— Task to carry out —
In the book review below, retype the passage starting at "I have a feeling" and ending at "professionals, and educators.".

— Text shown —
+ + + + +
Going through customs.

AuthorSinhaRoy, Sanhita

Colonize This! Young Women of Color on Today's Feminism edited by Daisy Hernandez and Bushra Rehman, with a foreword by Cherrie Moraga Seal Press. 432 pages. $16.95.

Reading Colonize This!, I was reminded of the experience I had growing up in various parts of the United States. I was sometimes told by classmates that certain things were or weren't done in America. At a football game in high school, for example, when I saw a classmate spiking his cola with alcohol, he told me that "in America," we didn't rat on other people. Others were watching too, but my face, which looked foreign to him, was the subject of his unfounded suspicion. It was always, "We Americans." Never mind that I have been an American citizen for most of my life. They might as well have said, "We whites."

I have a feeling that the women of Colonize This! would know exactly how I was feeling.

Edited by Daisy Hernandez, a former columnist for Ms. magazine, and poet Bushra Rehman, this aptly titled collection of essays by young women of color amplifies the voices of resistance in today's generation of female activists, artists, professionals, and educators.
+ + + + +
[Items from a data source]
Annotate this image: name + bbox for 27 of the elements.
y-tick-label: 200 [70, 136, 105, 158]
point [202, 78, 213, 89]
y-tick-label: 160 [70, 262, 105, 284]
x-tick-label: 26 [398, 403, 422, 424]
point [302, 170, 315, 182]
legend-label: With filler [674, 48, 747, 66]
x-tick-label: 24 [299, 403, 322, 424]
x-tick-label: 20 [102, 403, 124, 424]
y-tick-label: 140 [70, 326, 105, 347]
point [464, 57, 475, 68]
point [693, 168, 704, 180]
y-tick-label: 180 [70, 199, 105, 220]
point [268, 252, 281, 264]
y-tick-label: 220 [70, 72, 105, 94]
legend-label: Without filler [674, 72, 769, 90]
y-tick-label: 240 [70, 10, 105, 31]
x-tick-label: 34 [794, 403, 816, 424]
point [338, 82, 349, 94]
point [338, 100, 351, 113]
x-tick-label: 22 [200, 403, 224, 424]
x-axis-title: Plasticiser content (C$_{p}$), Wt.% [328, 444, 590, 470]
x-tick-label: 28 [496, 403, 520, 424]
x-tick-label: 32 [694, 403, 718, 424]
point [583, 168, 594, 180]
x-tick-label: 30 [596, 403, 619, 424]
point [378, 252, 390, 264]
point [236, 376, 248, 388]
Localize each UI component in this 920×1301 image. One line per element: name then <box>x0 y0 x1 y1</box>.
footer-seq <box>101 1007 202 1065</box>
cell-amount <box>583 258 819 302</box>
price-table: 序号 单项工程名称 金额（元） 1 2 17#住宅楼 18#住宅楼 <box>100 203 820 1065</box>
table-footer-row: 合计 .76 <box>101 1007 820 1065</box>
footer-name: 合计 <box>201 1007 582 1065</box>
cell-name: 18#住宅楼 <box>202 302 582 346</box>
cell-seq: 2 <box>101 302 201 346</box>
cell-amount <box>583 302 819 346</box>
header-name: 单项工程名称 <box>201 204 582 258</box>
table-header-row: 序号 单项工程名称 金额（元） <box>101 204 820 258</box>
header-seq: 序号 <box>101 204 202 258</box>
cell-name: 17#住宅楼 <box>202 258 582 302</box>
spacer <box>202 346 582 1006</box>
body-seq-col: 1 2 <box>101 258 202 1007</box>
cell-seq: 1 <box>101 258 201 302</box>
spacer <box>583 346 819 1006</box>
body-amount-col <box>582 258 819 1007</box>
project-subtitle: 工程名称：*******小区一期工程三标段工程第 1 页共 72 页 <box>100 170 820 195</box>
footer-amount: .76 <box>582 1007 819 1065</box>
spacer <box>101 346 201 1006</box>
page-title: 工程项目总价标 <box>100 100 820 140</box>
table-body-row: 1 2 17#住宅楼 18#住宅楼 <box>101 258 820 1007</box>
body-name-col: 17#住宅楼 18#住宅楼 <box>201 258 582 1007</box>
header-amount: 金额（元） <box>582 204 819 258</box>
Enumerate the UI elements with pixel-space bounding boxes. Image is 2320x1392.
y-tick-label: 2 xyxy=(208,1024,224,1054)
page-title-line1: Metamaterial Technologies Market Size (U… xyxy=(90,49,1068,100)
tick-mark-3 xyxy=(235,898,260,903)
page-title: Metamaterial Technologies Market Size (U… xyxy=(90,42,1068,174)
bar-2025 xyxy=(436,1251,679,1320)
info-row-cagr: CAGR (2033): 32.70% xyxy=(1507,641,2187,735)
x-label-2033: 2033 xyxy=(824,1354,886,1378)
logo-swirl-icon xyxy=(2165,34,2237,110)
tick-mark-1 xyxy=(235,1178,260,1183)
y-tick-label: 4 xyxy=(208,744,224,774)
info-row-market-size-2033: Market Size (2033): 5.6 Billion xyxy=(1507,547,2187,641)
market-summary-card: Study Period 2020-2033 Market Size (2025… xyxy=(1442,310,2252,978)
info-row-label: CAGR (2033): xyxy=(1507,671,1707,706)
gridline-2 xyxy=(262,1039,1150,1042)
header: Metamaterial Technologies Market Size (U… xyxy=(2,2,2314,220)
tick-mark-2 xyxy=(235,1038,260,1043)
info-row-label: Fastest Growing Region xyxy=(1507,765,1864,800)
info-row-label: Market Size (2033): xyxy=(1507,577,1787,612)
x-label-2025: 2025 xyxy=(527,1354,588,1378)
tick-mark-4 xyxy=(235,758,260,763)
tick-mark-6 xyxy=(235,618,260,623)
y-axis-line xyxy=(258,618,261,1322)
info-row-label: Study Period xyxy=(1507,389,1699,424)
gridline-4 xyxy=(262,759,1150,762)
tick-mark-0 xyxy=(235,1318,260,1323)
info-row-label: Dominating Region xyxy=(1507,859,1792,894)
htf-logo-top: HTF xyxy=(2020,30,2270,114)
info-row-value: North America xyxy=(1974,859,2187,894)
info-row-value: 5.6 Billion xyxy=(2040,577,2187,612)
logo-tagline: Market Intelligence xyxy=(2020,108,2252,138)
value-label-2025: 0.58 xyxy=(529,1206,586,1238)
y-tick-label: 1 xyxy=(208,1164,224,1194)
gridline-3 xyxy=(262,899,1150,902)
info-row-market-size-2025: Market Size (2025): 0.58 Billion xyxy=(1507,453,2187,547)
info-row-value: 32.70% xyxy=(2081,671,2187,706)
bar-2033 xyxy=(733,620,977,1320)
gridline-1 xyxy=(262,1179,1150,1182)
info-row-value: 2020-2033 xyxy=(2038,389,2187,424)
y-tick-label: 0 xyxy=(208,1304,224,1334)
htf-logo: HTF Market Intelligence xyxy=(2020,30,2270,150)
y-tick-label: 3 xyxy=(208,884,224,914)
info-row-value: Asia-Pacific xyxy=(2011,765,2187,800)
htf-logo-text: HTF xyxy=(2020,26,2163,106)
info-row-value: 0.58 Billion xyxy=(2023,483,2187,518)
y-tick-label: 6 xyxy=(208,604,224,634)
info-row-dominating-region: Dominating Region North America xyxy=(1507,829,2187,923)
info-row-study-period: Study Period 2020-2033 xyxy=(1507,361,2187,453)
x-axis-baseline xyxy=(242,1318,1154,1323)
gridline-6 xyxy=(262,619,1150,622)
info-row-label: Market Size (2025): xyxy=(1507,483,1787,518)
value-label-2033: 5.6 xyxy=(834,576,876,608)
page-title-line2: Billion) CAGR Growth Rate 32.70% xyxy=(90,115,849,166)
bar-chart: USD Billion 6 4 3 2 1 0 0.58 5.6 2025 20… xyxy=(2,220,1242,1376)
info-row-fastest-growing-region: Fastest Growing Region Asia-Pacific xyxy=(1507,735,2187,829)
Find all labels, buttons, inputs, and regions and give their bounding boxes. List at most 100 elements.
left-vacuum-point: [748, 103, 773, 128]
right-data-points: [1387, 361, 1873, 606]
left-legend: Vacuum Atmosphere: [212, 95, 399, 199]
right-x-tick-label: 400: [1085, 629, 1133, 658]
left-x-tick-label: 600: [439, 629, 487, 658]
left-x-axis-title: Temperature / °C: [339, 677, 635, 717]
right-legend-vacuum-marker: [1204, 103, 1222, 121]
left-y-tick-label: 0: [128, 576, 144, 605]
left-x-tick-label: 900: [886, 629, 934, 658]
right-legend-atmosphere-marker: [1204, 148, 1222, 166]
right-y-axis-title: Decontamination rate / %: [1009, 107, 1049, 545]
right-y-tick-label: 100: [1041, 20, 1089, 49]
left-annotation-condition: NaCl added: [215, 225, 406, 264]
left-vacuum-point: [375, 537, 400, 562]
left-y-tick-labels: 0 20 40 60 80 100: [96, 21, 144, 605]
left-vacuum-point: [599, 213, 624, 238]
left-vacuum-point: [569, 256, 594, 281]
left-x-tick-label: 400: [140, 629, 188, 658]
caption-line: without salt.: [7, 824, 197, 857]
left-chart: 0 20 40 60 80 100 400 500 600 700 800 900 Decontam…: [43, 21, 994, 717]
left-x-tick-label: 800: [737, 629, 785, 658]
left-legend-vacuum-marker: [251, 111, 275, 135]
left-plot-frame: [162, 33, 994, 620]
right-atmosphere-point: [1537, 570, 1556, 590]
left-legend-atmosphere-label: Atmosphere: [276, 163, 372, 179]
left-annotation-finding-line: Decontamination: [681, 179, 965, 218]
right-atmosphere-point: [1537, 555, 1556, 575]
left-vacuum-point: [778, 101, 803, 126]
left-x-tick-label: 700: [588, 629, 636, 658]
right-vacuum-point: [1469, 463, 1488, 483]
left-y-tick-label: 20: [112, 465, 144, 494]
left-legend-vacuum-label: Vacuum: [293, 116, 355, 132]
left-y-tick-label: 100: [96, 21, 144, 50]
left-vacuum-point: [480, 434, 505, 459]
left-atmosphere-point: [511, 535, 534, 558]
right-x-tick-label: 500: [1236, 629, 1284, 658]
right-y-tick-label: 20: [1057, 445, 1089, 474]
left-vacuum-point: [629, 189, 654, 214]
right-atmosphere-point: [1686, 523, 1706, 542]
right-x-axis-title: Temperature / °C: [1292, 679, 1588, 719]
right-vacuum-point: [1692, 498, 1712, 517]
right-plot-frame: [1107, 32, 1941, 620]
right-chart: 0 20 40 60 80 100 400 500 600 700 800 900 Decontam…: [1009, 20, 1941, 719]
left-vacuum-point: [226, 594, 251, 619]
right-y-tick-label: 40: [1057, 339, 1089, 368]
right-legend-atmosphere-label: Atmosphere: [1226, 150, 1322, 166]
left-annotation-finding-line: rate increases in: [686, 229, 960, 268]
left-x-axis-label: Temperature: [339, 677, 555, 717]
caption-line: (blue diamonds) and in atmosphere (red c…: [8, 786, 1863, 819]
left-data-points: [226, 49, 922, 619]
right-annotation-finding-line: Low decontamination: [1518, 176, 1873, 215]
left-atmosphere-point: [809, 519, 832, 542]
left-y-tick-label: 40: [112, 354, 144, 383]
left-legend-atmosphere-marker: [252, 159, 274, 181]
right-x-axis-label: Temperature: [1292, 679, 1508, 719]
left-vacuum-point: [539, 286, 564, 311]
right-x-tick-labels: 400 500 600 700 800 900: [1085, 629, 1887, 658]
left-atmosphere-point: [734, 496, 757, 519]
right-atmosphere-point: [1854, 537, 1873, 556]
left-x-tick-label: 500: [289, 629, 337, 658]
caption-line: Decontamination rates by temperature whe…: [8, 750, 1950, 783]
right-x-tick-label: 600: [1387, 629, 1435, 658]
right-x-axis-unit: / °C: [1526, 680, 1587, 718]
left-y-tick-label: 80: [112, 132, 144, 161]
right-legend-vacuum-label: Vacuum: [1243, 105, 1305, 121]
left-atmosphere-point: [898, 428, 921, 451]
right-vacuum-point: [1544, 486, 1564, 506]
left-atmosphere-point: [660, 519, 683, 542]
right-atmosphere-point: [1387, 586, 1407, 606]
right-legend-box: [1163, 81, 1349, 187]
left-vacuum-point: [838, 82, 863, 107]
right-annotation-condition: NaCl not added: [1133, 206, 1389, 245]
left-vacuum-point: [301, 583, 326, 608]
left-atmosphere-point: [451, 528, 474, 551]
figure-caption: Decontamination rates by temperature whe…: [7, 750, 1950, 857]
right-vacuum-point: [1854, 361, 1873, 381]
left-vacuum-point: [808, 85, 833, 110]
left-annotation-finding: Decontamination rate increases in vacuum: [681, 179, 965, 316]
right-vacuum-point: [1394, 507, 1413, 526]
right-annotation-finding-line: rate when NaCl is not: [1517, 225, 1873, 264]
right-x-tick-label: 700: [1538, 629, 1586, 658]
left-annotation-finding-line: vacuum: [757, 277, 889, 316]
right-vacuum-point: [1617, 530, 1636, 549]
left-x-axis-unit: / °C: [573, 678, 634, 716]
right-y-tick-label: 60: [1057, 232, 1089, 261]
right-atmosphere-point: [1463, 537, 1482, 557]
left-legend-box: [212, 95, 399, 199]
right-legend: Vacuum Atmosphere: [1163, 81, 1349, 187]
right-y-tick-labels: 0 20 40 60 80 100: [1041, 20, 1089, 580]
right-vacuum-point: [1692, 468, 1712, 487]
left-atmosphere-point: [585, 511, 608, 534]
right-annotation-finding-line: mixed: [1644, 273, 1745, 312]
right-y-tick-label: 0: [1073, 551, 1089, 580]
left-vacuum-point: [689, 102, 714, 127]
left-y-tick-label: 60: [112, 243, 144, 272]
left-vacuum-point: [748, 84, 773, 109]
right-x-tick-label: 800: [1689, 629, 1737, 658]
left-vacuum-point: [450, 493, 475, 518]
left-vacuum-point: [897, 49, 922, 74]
+ + + + +
— Result —
I have a feeling that the women of Colonize This! would know exactly how I was feeling.

Edited by Daisy Hernandez, a former columnist for Ms. magazine, and poet Bushra Rehman, this aptly titled collection of essays by young women of color amplifies the voices of resistance in today's generation of female activists, artists, professionals, and educators.